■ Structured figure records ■
- - - - - - -

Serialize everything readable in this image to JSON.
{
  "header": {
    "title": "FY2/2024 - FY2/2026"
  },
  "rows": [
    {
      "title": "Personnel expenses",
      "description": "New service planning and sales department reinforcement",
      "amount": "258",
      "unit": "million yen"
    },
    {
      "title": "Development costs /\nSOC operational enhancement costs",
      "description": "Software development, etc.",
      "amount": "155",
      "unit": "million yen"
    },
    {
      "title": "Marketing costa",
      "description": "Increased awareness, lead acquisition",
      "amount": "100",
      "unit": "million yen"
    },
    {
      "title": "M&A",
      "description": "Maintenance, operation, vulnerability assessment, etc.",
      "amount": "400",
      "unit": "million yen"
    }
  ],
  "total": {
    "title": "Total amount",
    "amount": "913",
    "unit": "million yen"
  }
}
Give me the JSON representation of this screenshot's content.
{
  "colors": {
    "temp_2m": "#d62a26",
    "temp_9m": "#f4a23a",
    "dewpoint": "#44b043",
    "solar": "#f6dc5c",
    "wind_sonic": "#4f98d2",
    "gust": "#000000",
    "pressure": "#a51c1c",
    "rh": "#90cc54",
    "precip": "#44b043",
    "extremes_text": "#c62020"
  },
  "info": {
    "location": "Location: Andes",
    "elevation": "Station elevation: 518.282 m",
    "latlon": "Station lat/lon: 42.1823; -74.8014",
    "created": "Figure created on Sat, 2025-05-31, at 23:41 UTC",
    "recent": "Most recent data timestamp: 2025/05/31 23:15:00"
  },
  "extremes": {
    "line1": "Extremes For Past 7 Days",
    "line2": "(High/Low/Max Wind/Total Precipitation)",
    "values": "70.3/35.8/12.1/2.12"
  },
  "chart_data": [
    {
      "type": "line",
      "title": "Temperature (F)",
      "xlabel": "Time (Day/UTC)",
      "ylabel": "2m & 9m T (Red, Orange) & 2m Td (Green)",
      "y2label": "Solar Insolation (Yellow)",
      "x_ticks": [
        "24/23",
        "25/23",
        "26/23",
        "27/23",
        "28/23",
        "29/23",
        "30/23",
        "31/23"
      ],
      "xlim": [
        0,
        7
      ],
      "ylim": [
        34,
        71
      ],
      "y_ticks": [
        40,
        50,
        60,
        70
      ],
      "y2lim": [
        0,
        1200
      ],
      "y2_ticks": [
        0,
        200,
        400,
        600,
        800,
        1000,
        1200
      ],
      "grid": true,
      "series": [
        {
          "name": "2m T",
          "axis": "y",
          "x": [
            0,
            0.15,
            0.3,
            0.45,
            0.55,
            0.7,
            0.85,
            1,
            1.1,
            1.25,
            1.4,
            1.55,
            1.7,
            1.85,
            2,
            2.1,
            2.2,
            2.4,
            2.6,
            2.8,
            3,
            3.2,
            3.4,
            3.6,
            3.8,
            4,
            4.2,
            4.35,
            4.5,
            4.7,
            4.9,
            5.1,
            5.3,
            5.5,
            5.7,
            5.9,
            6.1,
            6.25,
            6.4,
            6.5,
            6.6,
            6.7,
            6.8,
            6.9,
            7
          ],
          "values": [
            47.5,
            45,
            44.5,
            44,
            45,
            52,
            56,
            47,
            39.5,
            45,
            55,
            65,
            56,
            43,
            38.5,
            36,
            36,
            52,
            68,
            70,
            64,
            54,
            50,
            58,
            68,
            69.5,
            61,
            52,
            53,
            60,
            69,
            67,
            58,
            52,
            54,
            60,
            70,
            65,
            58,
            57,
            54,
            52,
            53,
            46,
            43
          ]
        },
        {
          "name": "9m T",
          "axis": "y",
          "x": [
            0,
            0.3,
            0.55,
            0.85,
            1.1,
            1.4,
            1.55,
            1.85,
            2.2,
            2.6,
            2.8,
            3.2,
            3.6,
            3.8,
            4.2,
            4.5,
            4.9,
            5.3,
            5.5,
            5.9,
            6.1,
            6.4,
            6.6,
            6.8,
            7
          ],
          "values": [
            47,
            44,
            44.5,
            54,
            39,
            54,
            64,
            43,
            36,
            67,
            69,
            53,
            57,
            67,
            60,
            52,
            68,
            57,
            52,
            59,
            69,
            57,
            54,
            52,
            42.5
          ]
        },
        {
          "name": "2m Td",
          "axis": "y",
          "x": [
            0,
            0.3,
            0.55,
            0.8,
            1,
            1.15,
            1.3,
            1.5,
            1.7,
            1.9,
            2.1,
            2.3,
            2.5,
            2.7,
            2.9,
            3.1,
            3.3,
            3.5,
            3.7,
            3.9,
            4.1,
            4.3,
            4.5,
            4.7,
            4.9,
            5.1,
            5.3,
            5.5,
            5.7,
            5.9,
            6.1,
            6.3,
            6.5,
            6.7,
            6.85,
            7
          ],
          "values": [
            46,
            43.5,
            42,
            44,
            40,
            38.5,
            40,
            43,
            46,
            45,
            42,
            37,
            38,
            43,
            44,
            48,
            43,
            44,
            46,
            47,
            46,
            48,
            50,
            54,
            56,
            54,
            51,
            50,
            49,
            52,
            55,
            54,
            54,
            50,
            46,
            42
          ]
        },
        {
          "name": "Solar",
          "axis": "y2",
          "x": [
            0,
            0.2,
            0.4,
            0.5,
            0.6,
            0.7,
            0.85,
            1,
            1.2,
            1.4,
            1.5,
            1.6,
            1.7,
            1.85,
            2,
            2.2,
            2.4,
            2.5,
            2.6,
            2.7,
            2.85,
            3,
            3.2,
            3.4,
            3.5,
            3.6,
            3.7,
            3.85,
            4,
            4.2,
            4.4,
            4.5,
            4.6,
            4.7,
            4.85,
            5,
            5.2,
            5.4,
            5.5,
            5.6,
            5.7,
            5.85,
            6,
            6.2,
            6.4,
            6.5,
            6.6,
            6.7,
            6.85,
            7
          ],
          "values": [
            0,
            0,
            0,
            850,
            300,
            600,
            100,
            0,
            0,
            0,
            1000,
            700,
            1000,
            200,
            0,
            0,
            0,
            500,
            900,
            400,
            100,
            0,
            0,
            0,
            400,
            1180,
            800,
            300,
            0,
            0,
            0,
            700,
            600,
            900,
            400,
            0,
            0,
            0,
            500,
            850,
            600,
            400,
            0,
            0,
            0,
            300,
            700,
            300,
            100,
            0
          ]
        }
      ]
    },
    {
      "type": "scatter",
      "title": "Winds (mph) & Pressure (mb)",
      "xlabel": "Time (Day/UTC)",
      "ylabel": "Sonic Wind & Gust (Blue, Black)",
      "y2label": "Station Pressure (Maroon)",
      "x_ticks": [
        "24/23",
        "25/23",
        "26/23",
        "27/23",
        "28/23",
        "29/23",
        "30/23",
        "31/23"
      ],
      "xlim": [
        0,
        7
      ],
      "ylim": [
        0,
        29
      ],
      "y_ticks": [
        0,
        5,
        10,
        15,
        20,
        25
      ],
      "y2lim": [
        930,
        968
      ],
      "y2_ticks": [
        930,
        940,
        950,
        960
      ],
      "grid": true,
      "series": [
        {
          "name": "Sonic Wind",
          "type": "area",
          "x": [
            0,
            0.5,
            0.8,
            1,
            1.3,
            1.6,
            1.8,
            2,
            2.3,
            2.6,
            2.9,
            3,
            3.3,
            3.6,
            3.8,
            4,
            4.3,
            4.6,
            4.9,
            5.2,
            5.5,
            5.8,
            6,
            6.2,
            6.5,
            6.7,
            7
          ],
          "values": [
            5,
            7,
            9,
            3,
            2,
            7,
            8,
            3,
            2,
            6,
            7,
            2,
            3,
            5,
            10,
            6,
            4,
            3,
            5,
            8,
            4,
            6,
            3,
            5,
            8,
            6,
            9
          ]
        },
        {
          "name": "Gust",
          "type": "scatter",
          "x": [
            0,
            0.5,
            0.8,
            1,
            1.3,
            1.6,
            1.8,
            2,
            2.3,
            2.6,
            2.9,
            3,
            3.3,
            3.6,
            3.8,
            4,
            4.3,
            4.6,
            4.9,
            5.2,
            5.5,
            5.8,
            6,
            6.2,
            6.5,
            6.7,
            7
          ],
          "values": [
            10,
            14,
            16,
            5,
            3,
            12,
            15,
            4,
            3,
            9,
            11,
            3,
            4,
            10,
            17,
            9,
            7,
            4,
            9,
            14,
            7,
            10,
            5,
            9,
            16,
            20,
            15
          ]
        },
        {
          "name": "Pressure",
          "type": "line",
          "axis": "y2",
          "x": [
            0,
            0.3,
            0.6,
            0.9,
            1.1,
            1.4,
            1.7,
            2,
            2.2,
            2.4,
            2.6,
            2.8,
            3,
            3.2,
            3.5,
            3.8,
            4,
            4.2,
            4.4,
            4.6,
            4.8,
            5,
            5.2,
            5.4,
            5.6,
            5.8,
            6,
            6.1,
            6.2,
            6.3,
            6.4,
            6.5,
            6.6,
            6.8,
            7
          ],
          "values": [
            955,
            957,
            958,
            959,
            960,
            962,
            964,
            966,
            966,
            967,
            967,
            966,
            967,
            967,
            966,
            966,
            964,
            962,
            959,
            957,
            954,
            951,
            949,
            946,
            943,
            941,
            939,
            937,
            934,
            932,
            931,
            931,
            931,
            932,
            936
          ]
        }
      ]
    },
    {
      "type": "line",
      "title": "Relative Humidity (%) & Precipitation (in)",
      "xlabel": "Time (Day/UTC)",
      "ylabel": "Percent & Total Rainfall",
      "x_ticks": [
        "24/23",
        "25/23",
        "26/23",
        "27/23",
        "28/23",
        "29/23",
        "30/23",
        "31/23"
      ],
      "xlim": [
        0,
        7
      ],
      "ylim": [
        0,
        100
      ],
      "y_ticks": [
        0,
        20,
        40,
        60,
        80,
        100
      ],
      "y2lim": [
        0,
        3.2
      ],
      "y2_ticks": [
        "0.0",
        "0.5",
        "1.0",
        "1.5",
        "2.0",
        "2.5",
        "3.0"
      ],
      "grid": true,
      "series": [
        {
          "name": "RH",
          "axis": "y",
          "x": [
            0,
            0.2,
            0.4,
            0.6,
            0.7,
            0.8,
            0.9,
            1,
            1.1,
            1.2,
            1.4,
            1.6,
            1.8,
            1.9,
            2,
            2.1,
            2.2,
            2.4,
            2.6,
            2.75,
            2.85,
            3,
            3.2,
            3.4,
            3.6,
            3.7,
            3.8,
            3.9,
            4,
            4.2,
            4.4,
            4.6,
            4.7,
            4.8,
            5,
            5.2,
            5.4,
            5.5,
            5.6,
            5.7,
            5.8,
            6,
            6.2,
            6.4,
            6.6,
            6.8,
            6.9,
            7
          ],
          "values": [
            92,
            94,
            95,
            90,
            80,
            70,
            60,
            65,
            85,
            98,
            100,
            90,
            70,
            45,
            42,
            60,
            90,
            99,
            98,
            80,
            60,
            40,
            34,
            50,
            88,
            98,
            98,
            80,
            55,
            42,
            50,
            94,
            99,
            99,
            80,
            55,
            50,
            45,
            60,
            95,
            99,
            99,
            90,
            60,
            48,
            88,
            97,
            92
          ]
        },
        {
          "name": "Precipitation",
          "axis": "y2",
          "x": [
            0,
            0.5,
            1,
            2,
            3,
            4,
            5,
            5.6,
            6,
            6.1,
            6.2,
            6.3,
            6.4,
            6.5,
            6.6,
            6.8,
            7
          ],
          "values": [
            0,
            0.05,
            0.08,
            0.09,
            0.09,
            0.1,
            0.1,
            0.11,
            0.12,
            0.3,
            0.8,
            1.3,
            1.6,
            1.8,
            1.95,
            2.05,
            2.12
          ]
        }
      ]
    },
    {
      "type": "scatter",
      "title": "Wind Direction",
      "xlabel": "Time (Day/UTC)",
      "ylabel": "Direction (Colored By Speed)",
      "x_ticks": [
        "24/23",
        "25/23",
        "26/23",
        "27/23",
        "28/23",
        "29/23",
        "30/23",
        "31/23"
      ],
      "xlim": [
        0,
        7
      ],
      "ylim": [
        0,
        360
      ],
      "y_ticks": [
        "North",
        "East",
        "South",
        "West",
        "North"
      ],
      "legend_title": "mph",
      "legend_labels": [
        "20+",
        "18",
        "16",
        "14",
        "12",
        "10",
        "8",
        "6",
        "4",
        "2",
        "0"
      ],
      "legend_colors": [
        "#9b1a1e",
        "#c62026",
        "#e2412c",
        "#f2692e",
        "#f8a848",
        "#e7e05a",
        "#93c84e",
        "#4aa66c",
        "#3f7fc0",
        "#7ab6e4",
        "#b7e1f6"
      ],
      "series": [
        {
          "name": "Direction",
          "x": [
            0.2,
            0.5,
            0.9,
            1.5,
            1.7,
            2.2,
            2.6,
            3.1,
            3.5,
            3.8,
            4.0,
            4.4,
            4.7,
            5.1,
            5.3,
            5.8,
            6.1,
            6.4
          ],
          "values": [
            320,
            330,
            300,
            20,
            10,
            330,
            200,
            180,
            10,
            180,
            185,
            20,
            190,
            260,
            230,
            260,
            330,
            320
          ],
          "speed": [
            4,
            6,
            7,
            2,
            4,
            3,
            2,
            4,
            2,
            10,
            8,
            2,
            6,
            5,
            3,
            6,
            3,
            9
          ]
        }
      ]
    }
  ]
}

- - - - - - -

■ Exercise ■
Find the word "Station" in the entries above and gather every line that holds it.

■ Task output ■
    "elevation": "Station elevation: 518.282 m",
    "latlon": "Station lat/lon: 42.1823; -74.8014",
      "y2label": "Station Pressure (Maroon)",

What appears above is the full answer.